• EXERCISE BRIEF: Copy each line that has the string "decrease" somewhere in it.

## START INFORMATION SHOWN

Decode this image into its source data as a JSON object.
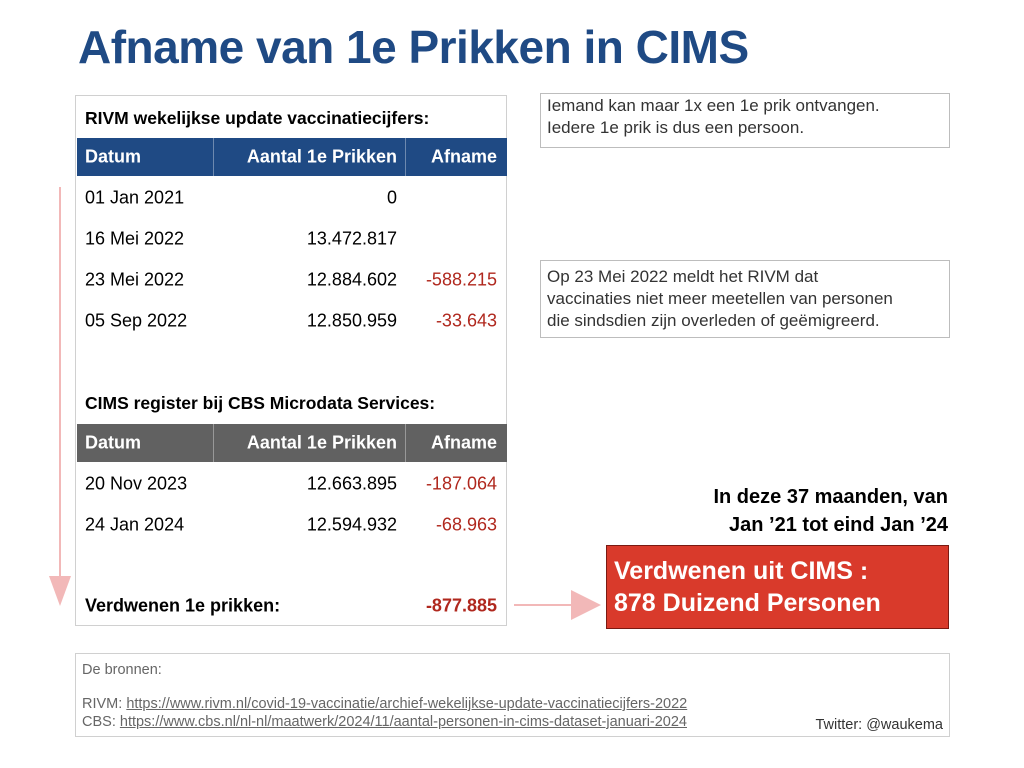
{
  "title": "Afname van 1e Prikken in CIMS",
  "rivm": {
    "section_title": "RIVM wekelijkse update vaccinatiecijfers:",
    "columns": [
      "Datum",
      "Aantal 1e Prikken",
      "Afname"
    ],
    "rows": [
      {
        "date": "01 Jan 2021",
        "count": "0",
        "decrease": ""
      },
      {
        "date": "16 Mei 2022",
        "count": "13.472.817",
        "decrease": ""
      },
      {
        "date": "23 Mei 2022",
        "count": "12.884.602",
        "decrease": "-588.215"
      },
      {
        "date": "05 Sep 2022",
        "count": "12.850.959",
        "decrease": "-33.643"
      }
    ]
  },
  "cims": {
    "section_title": "CIMS register bij CBS Microdata Services:",
    "columns": [
      "Datum",
      "Aantal 1e Prikken",
      "Afname"
    ],
    "rows": [
      {
        "date": "20 Nov 2023",
        "count": "12.663.895",
        "decrease": "-187.064"
      },
      {
        "date": "24 Jan 2024",
        "count": "12.594.932",
        "decrease": "-68.963"
      }
    ]
  },
  "total": {
    "label": "Verdwenen 1e prikken:",
    "value": "-877.885"
  },
  "notes": {
    "note1": [
      "Iemand kan maar 1x een 1e prik ontvangen.",
      "Iedere 1e prik is dus een persoon."
    ],
    "note2": [
      "Op 23 Mei 2022 meldt het RIVM dat",
      "vaccinaties niet meer meetellen van personen",
      "die sindsdien zijn overleden of geëmigreerd."
    ]
  },
  "summary": {
    "line1": "In deze 37 maanden, van",
    "line2": "Jan ’21 tot eind Jan ’24"
  },
  "highlight": {
    "line1": "Verdwenen uit CIMS :",
    "line2": "878 Duizend Personen"
  },
  "sources": {
    "label": "De bronnen:",
    "rivm_prefix": "RIVM: ",
    "rivm_url": "https://www.rivm.nl/covid-19-vaccinatie/archief-wekelijkse-update-vaccinatiecijfers-2022",
    "cbs_prefix": "CBS: ",
    "cbs_url": "https://www.cbs.nl/nl-nl/maatwerk/2024/11/aantal-personen-in-cims-dataset-januari-2024",
    "twitter": "Twitter: @waukema"
  },
  "colors": {
    "title": "#1f4a84",
    "header_blue": "#1f4a84",
    "header_gray": "#616161",
    "negative": "#b0281e",
    "highlight_bg": "#d93a2b",
    "arrow": "#f2b8b8"
  }
}
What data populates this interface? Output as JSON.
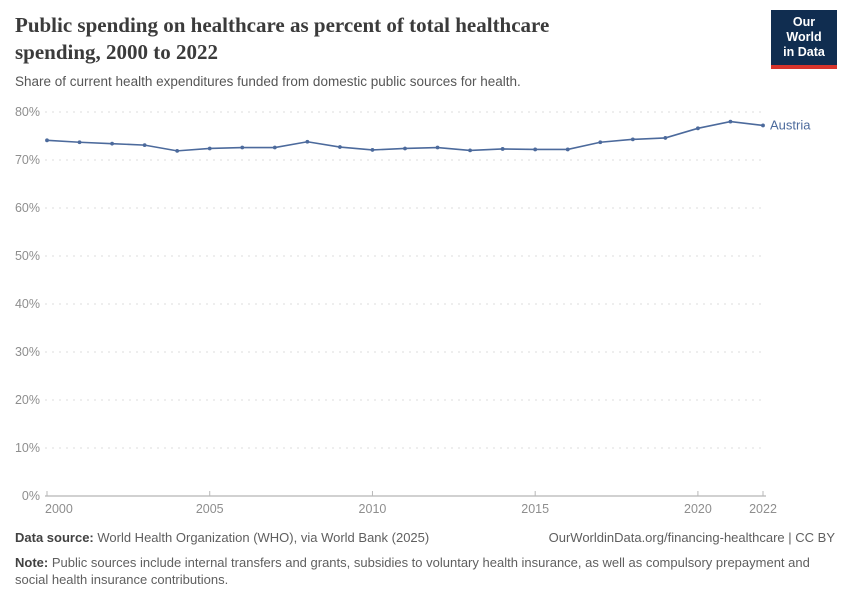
{
  "logo": {
    "line1": "Our World",
    "line2": "in Data",
    "bg_color": "#102d50",
    "accent_color": "#d7342c"
  },
  "chart_data": {
    "type": "line",
    "title": "Public spending on healthcare as percent of total healthcare spending, 2000 to 2022",
    "subtitle": "Share of current health expenditures funded from domestic public sources for health.",
    "xlim": [
      2000,
      2022
    ],
    "ylim": [
      0,
      80
    ],
    "x_ticks": [
      2000,
      2005,
      2010,
      2015,
      2020,
      2022
    ],
    "y_ticks": [
      0,
      10,
      20,
      30,
      40,
      50,
      60,
      70,
      80
    ],
    "y_suffix": "%",
    "grid": "horizontal-dashed",
    "legend_position": "end-of-line-label",
    "series": [
      {
        "name": "Austria",
        "color": "#4c6a9c",
        "x": [
          2000,
          2001,
          2002,
          2003,
          2004,
          2005,
          2006,
          2007,
          2008,
          2009,
          2010,
          2011,
          2012,
          2013,
          2014,
          2015,
          2016,
          2017,
          2018,
          2019,
          2020,
          2021,
          2022
        ],
        "values": [
          74.1,
          73.7,
          73.4,
          73.1,
          71.9,
          72.4,
          72.6,
          72.6,
          73.8,
          72.7,
          72.1,
          72.4,
          72.6,
          72.0,
          72.3,
          72.2,
          72.2,
          73.7,
          74.3,
          74.6,
          76.6,
          78.0,
          77.2
        ]
      }
    ]
  },
  "footer": {
    "datasource_label": "Data source:",
    "datasource_text": " World Health Organization (WHO), via World Bank (2025)",
    "link_text": "OurWorldinData.org/financing-healthcare | CC BY",
    "note_label": "Note:",
    "note_text": " Public sources include internal transfers and grants, subsidies to voluntary health insurance, as well as compulsory prepayment and social health insurance contributions."
  }
}
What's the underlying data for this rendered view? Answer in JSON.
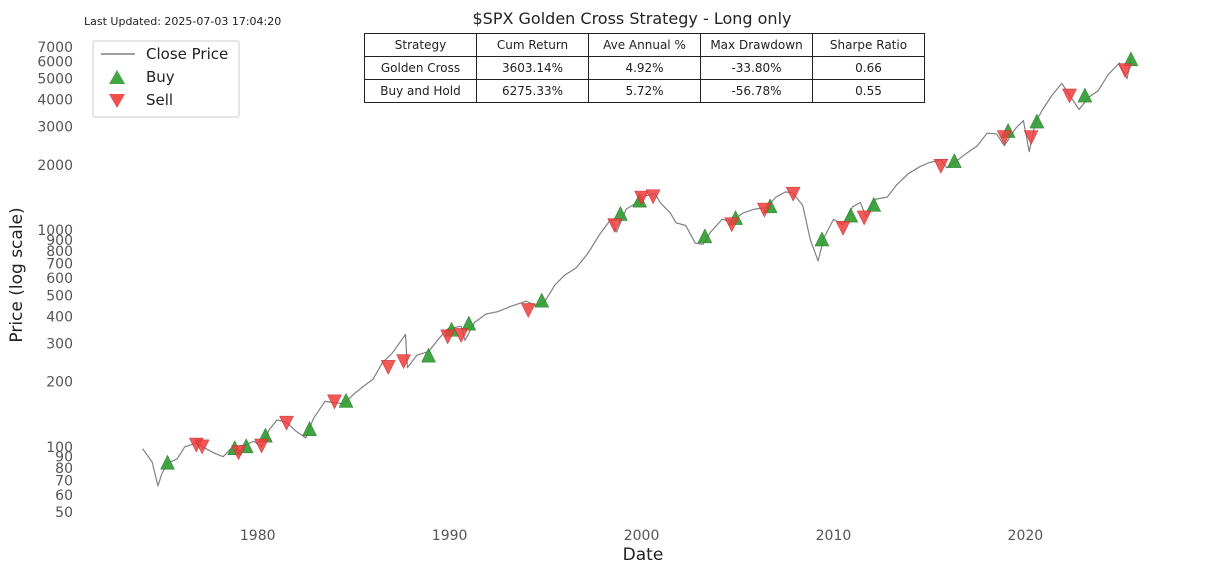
{
  "updated": "Last Updated: 2025-07-03 17:04:20",
  "stats_table": {
    "headers": [
      "Strategy",
      "Cum Return",
      "Ave Annual %",
      "Max Drawdown",
      "Sharpe Ratio"
    ],
    "rows": [
      [
        "Golden Cross",
        "3603.14%",
        "4.92%",
        "-33.80%",
        "0.66"
      ],
      [
        "Buy and Hold",
        "6275.33%",
        "5.72%",
        "-56.78%",
        "0.55"
      ]
    ]
  },
  "chart_data": {
    "type": "line",
    "title": "$SPX Golden Cross Strategy - Long only",
    "xlabel": "Date",
    "ylabel": "Price (log scale)",
    "yscale": "log",
    "xlim": [
      1971.0,
      2029.1
    ],
    "ylim": [
      45,
      8200
    ],
    "x_ticks": [
      1980,
      1990,
      2000,
      2010,
      2020
    ],
    "y_ticks": [
      50,
      60,
      70,
      80,
      90,
      100,
      200,
      300,
      400,
      500,
      600,
      700,
      800,
      900,
      1000,
      2000,
      3000,
      4000,
      5000,
      6000,
      7000
    ],
    "grid": false,
    "legend": {
      "position": "top-left",
      "entries": [
        "Close Price",
        "Buy",
        "Sell"
      ]
    },
    "colors": {
      "close": "#808080",
      "buy": "#2e9a2e",
      "sell": "#f03c3c"
    },
    "series": [
      {
        "name": "Close Price",
        "points": [
          [
            1974.0,
            98
          ],
          [
            1974.5,
            85
          ],
          [
            1974.8,
            66
          ],
          [
            1975.0,
            75
          ],
          [
            1975.3,
            84
          ],
          [
            1975.8,
            88
          ],
          [
            1976.2,
            100
          ],
          [
            1976.8,
            104
          ],
          [
            1977.3,
            98
          ],
          [
            1977.8,
            93
          ],
          [
            1978.2,
            90
          ],
          [
            1978.7,
            100
          ],
          [
            1979.3,
            102
          ],
          [
            1979.8,
            106
          ],
          [
            1980.2,
            100
          ],
          [
            1980.6,
            120
          ],
          [
            1981.0,
            133
          ],
          [
            1981.5,
            130
          ],
          [
            1982.0,
            118
          ],
          [
            1982.5,
            110
          ],
          [
            1982.9,
            135
          ],
          [
            1983.5,
            162
          ],
          [
            1984.0,
            160
          ],
          [
            1984.5,
            158
          ],
          [
            1985.0,
            175
          ],
          [
            1985.5,
            190
          ],
          [
            1986.0,
            205
          ],
          [
            1986.5,
            245
          ],
          [
            1987.0,
            270
          ],
          [
            1987.7,
            330
          ],
          [
            1987.8,
            232
          ],
          [
            1988.3,
            265
          ],
          [
            1988.9,
            275
          ],
          [
            1989.5,
            320
          ],
          [
            1989.9,
            350
          ],
          [
            1990.6,
            360
          ],
          [
            1990.8,
            310
          ],
          [
            1991.3,
            375
          ],
          [
            1991.9,
            410
          ],
          [
            1992.5,
            420
          ],
          [
            1993.2,
            445
          ],
          [
            1994.0,
            470
          ],
          [
            1994.4,
            450
          ],
          [
            1994.9,
            460
          ],
          [
            1995.5,
            560
          ],
          [
            1996.0,
            620
          ],
          [
            1996.6,
            670
          ],
          [
            1997.2,
            780
          ],
          [
            1997.8,
            950
          ],
          [
            1998.4,
            1120
          ],
          [
            1998.7,
            980
          ],
          [
            1999.2,
            1250
          ],
          [
            1999.7,
            1330
          ],
          [
            2000.2,
            1440
          ],
          [
            2000.7,
            1470
          ],
          [
            2001.0,
            1330
          ],
          [
            2001.5,
            1200
          ],
          [
            2001.8,
            1080
          ],
          [
            2002.3,
            1050
          ],
          [
            2002.8,
            870
          ],
          [
            2003.2,
            860
          ],
          [
            2003.6,
            980
          ],
          [
            2004.2,
            1120
          ],
          [
            2004.7,
            1100
          ],
          [
            2005.3,
            1200
          ],
          [
            2005.9,
            1250
          ],
          [
            2006.5,
            1270
          ],
          [
            2007.0,
            1420
          ],
          [
            2007.5,
            1500
          ],
          [
            2007.9,
            1480
          ],
          [
            2008.4,
            1300
          ],
          [
            2008.8,
            900
          ],
          [
            2009.2,
            720
          ],
          [
            2009.5,
            920
          ],
          [
            2010.0,
            1120
          ],
          [
            2010.5,
            1060
          ],
          [
            2011.0,
            1280
          ],
          [
            2011.4,
            1340
          ],
          [
            2011.7,
            1150
          ],
          [
            2012.2,
            1390
          ],
          [
            2012.8,
            1420
          ],
          [
            2013.3,
            1620
          ],
          [
            2013.9,
            1820
          ],
          [
            2014.5,
            1960
          ],
          [
            2015.0,
            2050
          ],
          [
            2015.6,
            2100
          ],
          [
            2015.9,
            1940
          ],
          [
            2016.4,
            2080
          ],
          [
            2016.9,
            2250
          ],
          [
            2017.5,
            2450
          ],
          [
            2018.0,
            2800
          ],
          [
            2018.5,
            2780
          ],
          [
            2018.9,
            2450
          ],
          [
            2019.5,
            2950
          ],
          [
            2019.9,
            3200
          ],
          [
            2020.2,
            2300
          ],
          [
            2020.5,
            3100
          ],
          [
            2020.9,
            3600
          ],
          [
            2021.4,
            4200
          ],
          [
            2021.9,
            4750
          ],
          [
            2022.3,
            4200
          ],
          [
            2022.8,
            3600
          ],
          [
            2023.3,
            4100
          ],
          [
            2023.8,
            4400
          ],
          [
            2024.3,
            5200
          ],
          [
            2024.9,
            5900
          ],
          [
            2025.3,
            5000
          ],
          [
            2025.5,
            6200
          ]
        ]
      }
    ],
    "buy_signals": [
      [
        1975.3,
        84
      ],
      [
        1978.8,
        98
      ],
      [
        1979.4,
        100
      ],
      [
        1980.4,
        112
      ],
      [
        1982.7,
        120
      ],
      [
        1984.6,
        162
      ],
      [
        1988.9,
        262
      ],
      [
        1990.1,
        345
      ],
      [
        1991.0,
        368
      ],
      [
        1994.8,
        470
      ],
      [
        1998.9,
        1180
      ],
      [
        1999.9,
        1360
      ],
      [
        2003.3,
        930
      ],
      [
        2004.9,
        1130
      ],
      [
        2006.7,
        1280
      ],
      [
        2009.4,
        900
      ],
      [
        2010.9,
        1160
      ],
      [
        2012.1,
        1300
      ],
      [
        2016.3,
        2070
      ],
      [
        2019.1,
        2850
      ],
      [
        2020.6,
        3150
      ],
      [
        2023.1,
        4150
      ],
      [
        2025.5,
        6100
      ]
    ],
    "sell_signals": [
      [
        1976.8,
        103
      ],
      [
        1977.1,
        101
      ],
      [
        1979.0,
        95
      ],
      [
        1980.2,
        102
      ],
      [
        1981.5,
        130
      ],
      [
        1984.0,
        163
      ],
      [
        1986.8,
        235
      ],
      [
        1987.6,
        250
      ],
      [
        1989.9,
        325
      ],
      [
        1990.6,
        330
      ],
      [
        1994.1,
        430
      ],
      [
        1998.6,
        1060
      ],
      [
        2000.0,
        1420
      ],
      [
        2000.6,
        1440
      ],
      [
        2004.7,
        1070
      ],
      [
        2006.4,
        1250
      ],
      [
        2007.9,
        1480
      ],
      [
        2010.5,
        1030
      ],
      [
        2011.6,
        1150
      ],
      [
        2015.6,
        1990
      ],
      [
        2018.9,
        2700
      ],
      [
        2020.3,
        2700
      ],
      [
        2022.3,
        4200
      ],
      [
        2025.2,
        5500
      ]
    ]
  }
}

## END INFORMATION SHOWN

• FINISHED TASK:
        "decrease": ""
        "decrease": ""
        "decrease": "-588.215"
        "decrease": "-33.643"
        "decrease": "-187.064"
        "decrease": "-68.963"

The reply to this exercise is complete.